— Deine Aufgaben —
a. Gib aus dem Forumsbeitrag über die Lautsprecherwahl den Abschnitt von „Welchen Subwoofer würdet“ bis einschließlich „also durchaus möglich.“ wortgetreu aus.
b. Nimm den Forumsbeitrag über die Lautsprecherwahl nach seinem letzten Satz wieder auf und schreib ihn weiter.

— Textausschnitt —
-*-

Ich habe mal auf die Schnelle MS-Paint bemüht:




			Dieser Inhalt steht nur eingeloggten Mitgliedern zur Verfügung.
        


Zum Musik hören sitze ich meist auf dem Sofa, manchmal läuft die aber auch, wenn ich am PC sitze.
Wandmontage der LS wäre wünschenswert, ist aber nicht unbedingt erforderlich. Ein kleines Regal kann immer angebracht werden. Gedacht hatte ich bei den Front-LS an eine Montage links und rechts vom großen Fenster. Hoffe mal, ich renne da nicht andauernd gegen, wenn ich auf den Balkon will. Alternativ kann der rechte LS auch an die kurze Wand über den Schreibtisch (kleines Fenster) und der linke an die Wand neben den Schrank (nähe TV). Optimierungsvorschläge sind natürlich willkommen.

Ich habe mir die Elac 301.2 mal angeschaut und Testberichte/Bewertungen sind wohl durchaus positiv. Da würde ich mir zunächst 2 Boxen plus Subwoofer holen und bei Bedarf später nachrüsten. Der Preis wäre gerade noch zu verschmerzen. 
Welchen Subwoofer würdet Ihr denn dazu empfehlen den Sub 111.2 ESP oder den Sub 2030? Auf die ca. 100 Euro kommt es da denn auch nicht mehr an. Natürlich vorausgesetzt, dass es die Elac werden.

Ich habe morgen beruflich im Hofweg zu tun. Dort gibt es einen Händler, der die Teile vertreibt. Falls die vorrätig sind, kann ich mir die ja mal anhören. Am anderen Ende der Straße gibt es noch einen Bose-Dealer - ein Vergleich kann ja nicht schaden. Ich werde mal eine Enigma-CD einpacken.

Späteres Aufrüsten ist also durchaus möglich.

Ich höre viele unterschiedliche Sachen von Springsteen über Pink floyd, Supertramp, Clapton, Bowie, M. Etheridge, Cocker, Dire Straits, Sting... bis Folk, Liedermacher und wenn es mich packt, auch mal Klassik.

-*-

— Bereitgestellte Daten —
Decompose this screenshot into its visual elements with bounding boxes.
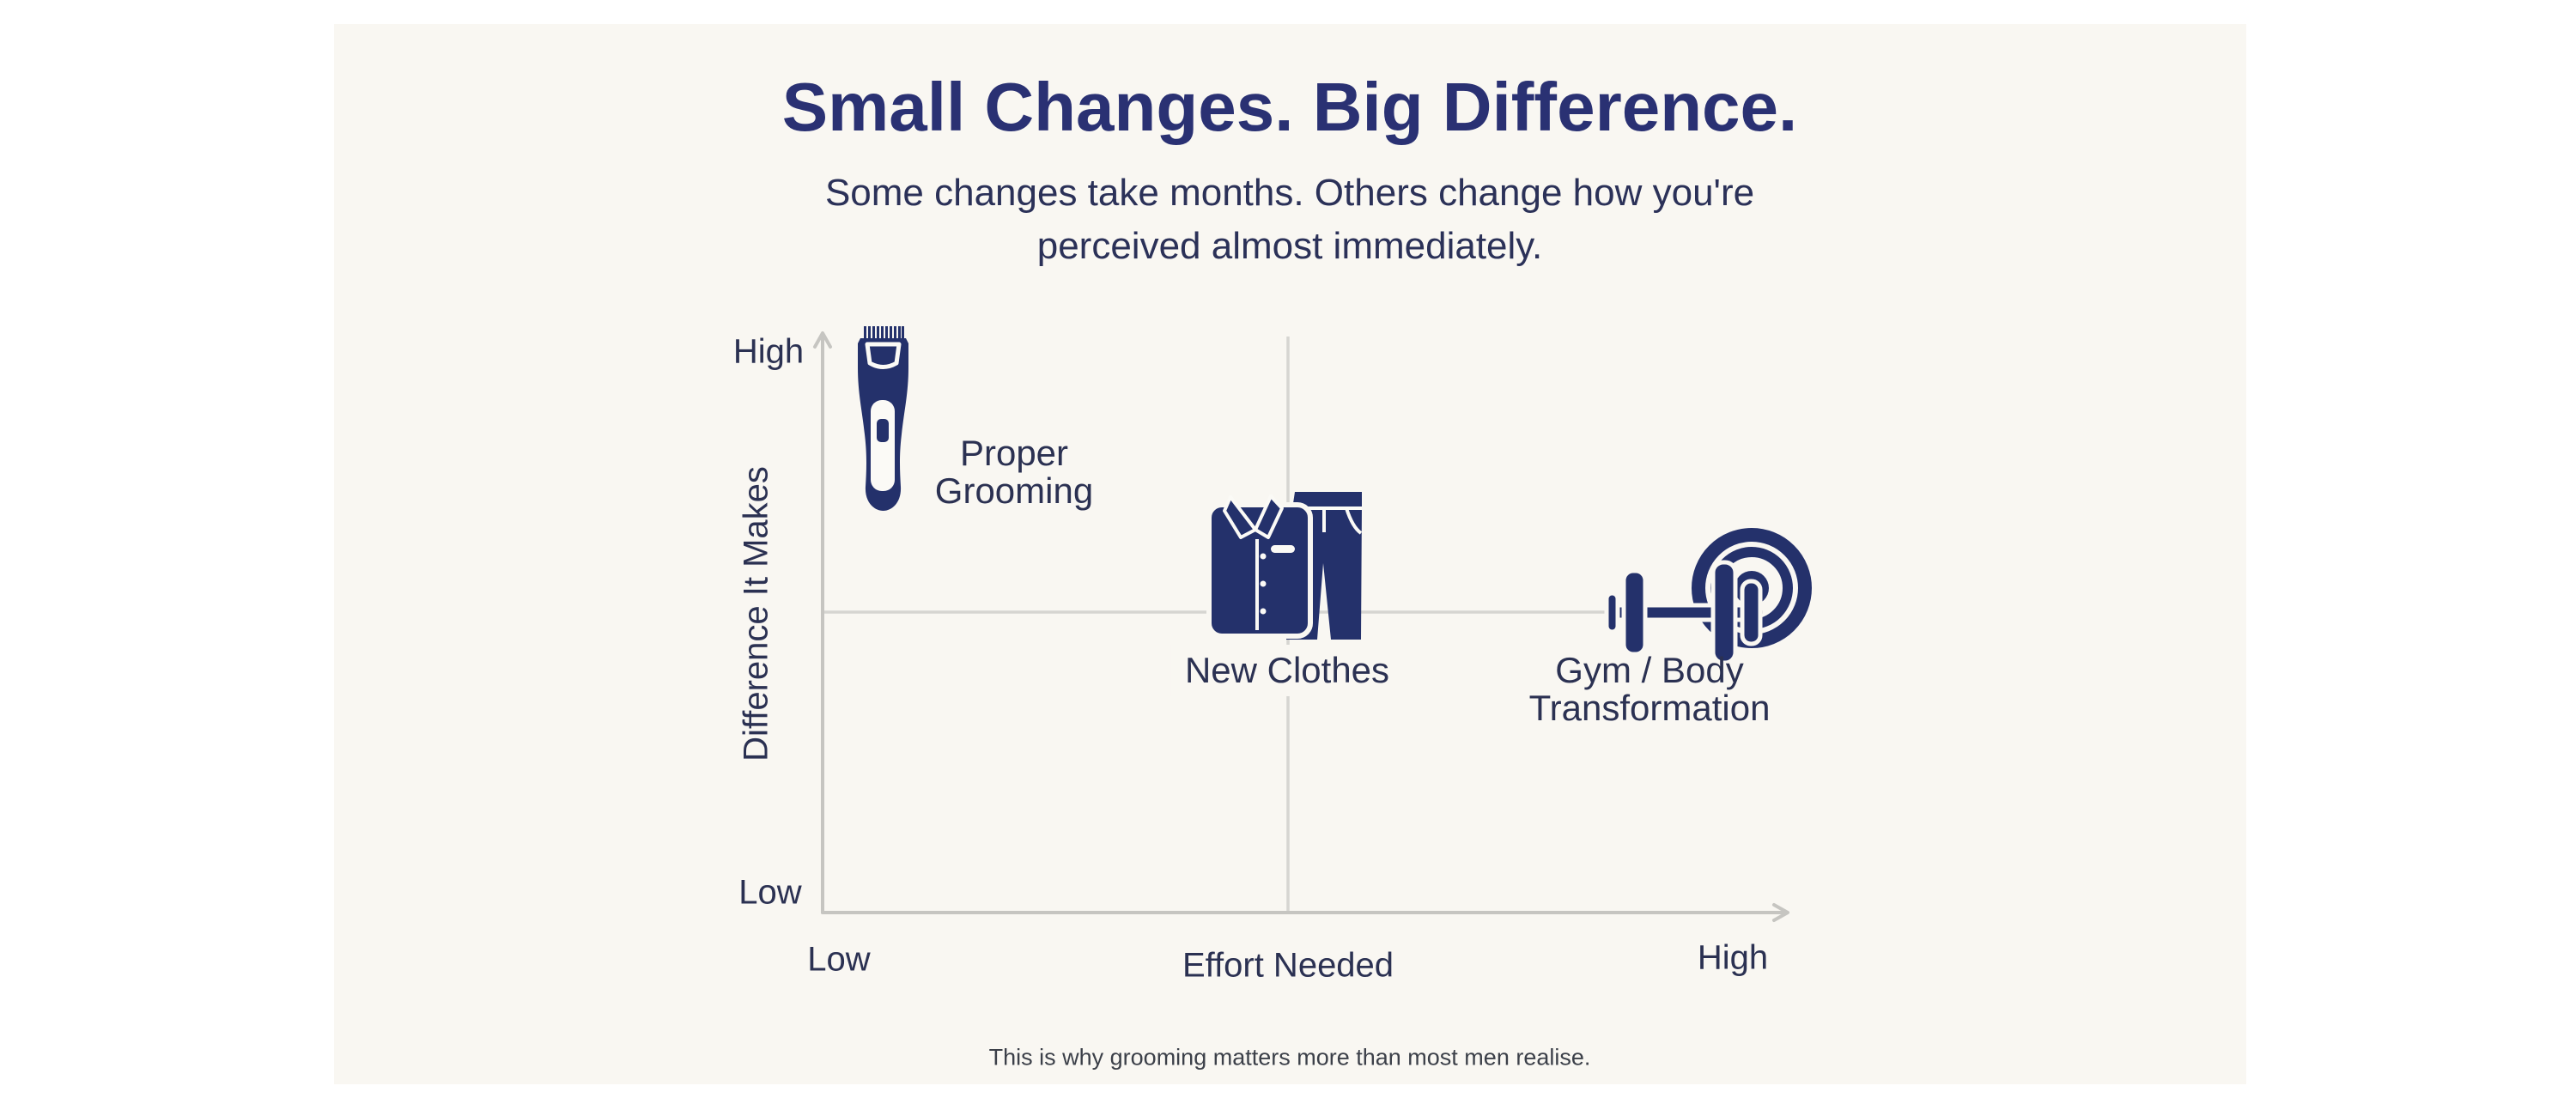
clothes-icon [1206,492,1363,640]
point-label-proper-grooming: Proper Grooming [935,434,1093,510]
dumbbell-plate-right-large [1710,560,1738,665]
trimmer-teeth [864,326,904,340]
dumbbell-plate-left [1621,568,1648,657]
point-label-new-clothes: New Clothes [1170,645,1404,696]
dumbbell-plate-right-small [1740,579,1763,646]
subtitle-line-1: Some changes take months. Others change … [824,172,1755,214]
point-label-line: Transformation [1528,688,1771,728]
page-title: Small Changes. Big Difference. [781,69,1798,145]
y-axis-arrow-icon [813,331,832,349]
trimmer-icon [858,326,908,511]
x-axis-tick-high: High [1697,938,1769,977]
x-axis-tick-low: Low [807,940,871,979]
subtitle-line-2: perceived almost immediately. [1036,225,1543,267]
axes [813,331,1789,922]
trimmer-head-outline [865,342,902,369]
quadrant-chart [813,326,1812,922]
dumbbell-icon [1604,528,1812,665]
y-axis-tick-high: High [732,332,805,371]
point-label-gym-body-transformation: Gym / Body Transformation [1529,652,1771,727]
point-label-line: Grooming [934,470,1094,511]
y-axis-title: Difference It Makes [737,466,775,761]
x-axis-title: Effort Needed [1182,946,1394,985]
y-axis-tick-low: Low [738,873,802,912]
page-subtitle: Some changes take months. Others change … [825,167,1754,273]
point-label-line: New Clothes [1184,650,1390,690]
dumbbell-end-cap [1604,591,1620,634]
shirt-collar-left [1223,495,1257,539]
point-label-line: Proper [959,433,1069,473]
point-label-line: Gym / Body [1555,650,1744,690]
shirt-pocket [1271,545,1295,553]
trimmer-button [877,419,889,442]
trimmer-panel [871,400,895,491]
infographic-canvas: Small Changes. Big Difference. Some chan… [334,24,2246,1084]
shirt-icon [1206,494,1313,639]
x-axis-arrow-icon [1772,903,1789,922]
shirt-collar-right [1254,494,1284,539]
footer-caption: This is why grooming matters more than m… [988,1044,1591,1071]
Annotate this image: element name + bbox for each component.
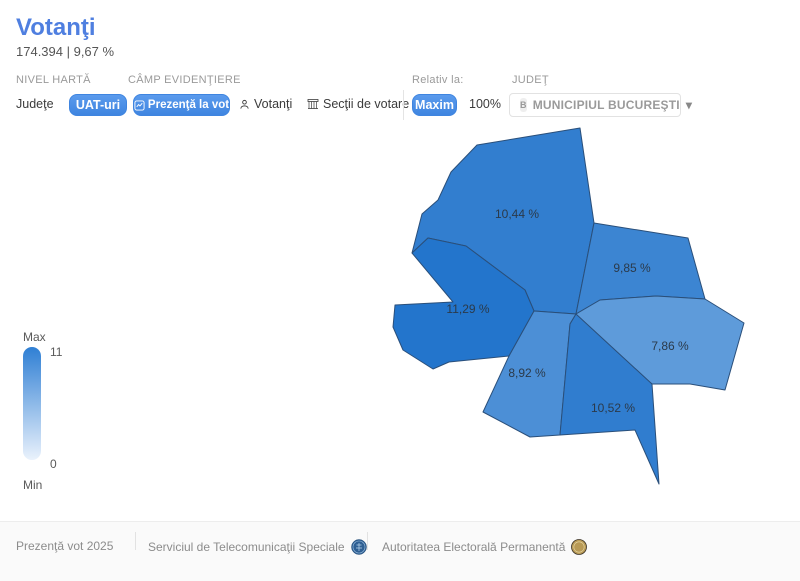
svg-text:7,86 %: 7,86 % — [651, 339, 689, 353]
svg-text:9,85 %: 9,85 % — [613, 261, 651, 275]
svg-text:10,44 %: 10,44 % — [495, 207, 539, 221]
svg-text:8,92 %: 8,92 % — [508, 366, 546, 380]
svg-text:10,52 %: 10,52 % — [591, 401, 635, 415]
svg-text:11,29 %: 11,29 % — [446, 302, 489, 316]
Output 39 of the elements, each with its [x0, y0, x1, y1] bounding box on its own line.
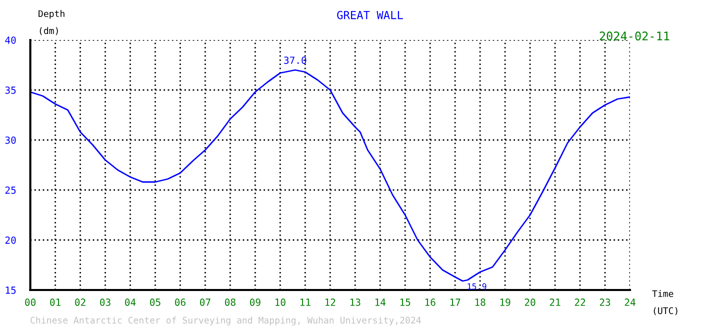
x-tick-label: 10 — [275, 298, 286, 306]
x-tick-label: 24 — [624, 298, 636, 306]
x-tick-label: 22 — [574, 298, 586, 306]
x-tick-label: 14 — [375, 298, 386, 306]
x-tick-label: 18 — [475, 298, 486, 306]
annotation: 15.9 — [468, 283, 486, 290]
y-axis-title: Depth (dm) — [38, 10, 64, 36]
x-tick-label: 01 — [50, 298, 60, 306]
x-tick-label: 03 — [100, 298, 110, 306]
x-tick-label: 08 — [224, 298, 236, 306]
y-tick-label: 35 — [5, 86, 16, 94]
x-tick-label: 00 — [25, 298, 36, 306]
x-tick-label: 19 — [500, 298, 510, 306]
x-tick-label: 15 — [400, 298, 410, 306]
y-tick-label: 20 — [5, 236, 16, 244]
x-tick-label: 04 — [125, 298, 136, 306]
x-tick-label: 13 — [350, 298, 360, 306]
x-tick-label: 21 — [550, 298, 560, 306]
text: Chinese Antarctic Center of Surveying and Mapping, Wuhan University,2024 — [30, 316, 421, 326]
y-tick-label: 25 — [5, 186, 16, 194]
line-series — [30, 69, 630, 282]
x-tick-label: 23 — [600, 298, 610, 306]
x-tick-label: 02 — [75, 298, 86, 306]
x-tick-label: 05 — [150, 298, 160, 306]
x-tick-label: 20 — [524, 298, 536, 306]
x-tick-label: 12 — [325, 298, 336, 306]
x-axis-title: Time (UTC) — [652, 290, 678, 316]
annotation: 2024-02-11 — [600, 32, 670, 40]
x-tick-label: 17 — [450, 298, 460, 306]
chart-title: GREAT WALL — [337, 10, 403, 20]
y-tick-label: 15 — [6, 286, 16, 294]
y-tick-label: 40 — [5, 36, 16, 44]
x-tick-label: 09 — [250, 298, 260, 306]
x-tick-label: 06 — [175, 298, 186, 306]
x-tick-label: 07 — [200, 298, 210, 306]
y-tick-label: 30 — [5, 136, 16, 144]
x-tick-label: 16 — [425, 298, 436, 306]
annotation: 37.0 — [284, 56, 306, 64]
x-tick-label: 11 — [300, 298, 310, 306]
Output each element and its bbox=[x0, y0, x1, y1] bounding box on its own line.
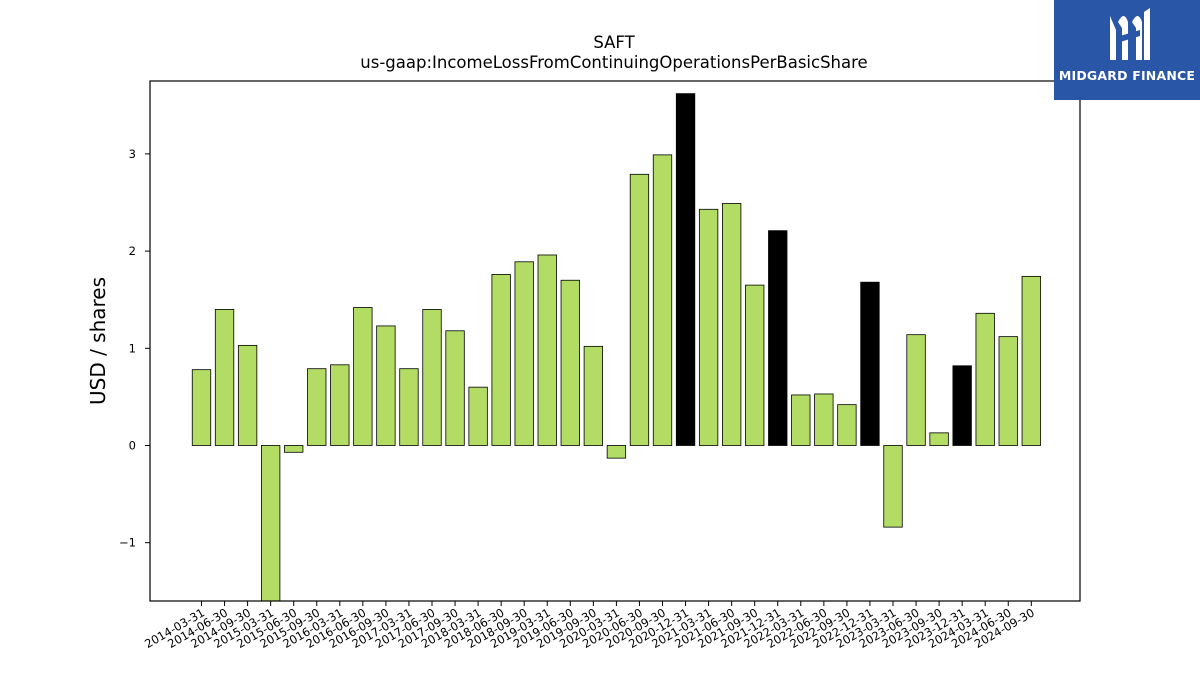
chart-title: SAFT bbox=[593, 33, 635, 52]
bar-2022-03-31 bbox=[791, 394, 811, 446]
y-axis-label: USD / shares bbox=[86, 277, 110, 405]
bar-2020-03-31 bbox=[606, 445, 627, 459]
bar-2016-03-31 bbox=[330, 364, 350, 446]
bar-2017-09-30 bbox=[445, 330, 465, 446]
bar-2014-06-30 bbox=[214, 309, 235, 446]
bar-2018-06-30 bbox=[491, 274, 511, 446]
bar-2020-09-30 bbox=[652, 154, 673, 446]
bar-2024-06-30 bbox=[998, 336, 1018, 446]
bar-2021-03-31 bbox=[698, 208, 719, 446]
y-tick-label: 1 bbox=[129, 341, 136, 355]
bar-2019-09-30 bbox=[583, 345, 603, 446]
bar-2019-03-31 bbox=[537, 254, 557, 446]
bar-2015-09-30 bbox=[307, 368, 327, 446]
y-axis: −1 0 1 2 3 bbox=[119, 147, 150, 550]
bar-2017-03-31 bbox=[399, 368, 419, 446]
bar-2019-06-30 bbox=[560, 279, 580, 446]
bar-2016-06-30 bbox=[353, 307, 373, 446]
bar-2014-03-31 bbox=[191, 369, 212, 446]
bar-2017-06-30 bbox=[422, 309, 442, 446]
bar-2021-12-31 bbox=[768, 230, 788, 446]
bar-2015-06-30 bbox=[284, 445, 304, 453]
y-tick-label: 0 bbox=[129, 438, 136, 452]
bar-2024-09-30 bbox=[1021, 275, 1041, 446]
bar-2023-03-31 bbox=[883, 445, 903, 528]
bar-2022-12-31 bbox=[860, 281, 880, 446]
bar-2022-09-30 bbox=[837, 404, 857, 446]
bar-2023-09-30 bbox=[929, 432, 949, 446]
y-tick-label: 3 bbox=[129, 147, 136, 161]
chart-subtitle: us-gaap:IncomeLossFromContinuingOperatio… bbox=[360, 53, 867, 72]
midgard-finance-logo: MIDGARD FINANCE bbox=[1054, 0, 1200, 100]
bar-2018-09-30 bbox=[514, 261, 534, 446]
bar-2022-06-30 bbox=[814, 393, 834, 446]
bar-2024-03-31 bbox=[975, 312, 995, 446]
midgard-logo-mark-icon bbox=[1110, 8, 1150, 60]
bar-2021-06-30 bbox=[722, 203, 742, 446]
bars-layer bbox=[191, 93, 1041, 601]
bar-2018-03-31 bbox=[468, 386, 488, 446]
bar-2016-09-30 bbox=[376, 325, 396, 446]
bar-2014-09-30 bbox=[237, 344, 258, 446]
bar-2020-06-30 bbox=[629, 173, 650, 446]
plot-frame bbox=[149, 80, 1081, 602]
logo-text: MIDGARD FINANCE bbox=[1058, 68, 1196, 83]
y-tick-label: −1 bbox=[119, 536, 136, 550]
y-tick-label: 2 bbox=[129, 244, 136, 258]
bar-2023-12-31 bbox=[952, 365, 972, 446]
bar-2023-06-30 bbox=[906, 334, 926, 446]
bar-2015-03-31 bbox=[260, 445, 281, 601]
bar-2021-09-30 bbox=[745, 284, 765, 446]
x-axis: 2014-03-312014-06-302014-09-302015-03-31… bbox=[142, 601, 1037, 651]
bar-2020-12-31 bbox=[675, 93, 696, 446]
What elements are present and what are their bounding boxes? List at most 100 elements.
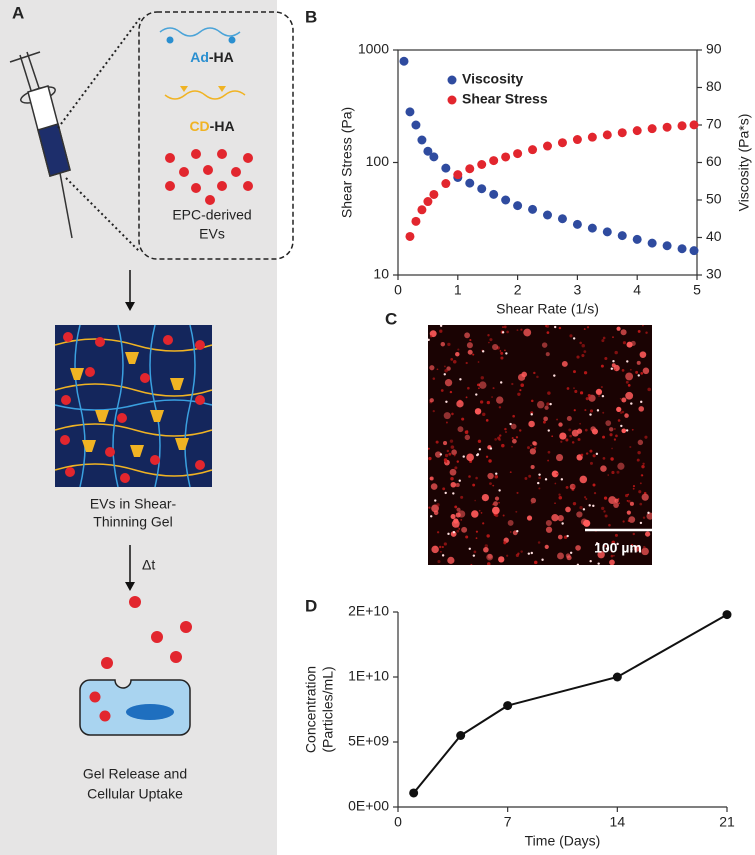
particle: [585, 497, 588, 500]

-*-

— Endergebnisse —
a.
Welchen Subwoofer würdet Ihr denn dazu empfehlen den Sub 111.2 ESP oder den Sub 2030? Auf die ca. 100 Euro kommt es da denn auch nicht mehr an. Natürlich vorausgesetzt, dass es die Elac werden.

Ich habe morgen beruflich im Hofweg zu tun. Dort gibt es einen Händler, der die Teile vertreibt. Falls die vorrätig sind, kann ich mir die ja mal anhören. Am anderen Ende der Straße gibt es noch einen Bose-Dealer - ein Vergleich kann ja nicht schaden. Ich werde mal eine Enigma-CD einpacken.

Späteres Aufrüsten ist also durchaus möglich.

b.
Meine jetzigen Boxen: Equar KA 450 (3 Wege, 210W und riesig). Damit haben wir schon Partys mit dem Motorradklub im Zelt beschallt. Mein Sohn freut sich schon drauf.

LG


----------



## Timsu (18. April 2012)

Also die Aufstellung ist ja alles andere als optimal, wenn du alles so stehen lässt wie es ist, würde es sich meiner Meinung nach nicht lohnen soviel Geld in Lautsprecher zu investieren.
Ein Subwoofer kann aber bei raumakustisch schwierigen Situationen kann ein Subwoofer helfen.
Wenn du nichts umstellen willst und kannst würdest du vielleicht nur 60% des Potentials der Lautsprecher entfalten.
Ein Subwoofer muss nicht von der gleichen Firma sein, wie die der Lautsprecher, wenn von Elac dann würde ich den Sub 111.2 ESP bevorzugen.
Wenn es geht kannst du ja noch Lautsprecher anderer Firmen anhören, aber ich denke mit Bose oder Teufel tust du dir keinen Gefallen.


----------



## Pokerclock (18. April 2012)

Wenn Aufrüsten kein Problem darstellt, kann ich dir noch zwei Alternativen anbieten. Es handelt sich um vollwertige Kompakt-LS mit möglichst geringen Ausmaßen:

1) System aus Nubert NuBox 101 + Nubert AW 441
nuBox Serie
Nubert - nuBox 101 Kompaktlautsprecher
Nubert - nuBox AW-441 Aktiv-Subwoofer
http://www.stereoplay.de/testbericht/subwoofer-nubert-aw-441-black-black-333798,900.html

Direktversender wie Teufel. Ein vollständiges 5.1 wird allerdings etwas über deinem Budget liegen. Allerdings keine Wandhalterung.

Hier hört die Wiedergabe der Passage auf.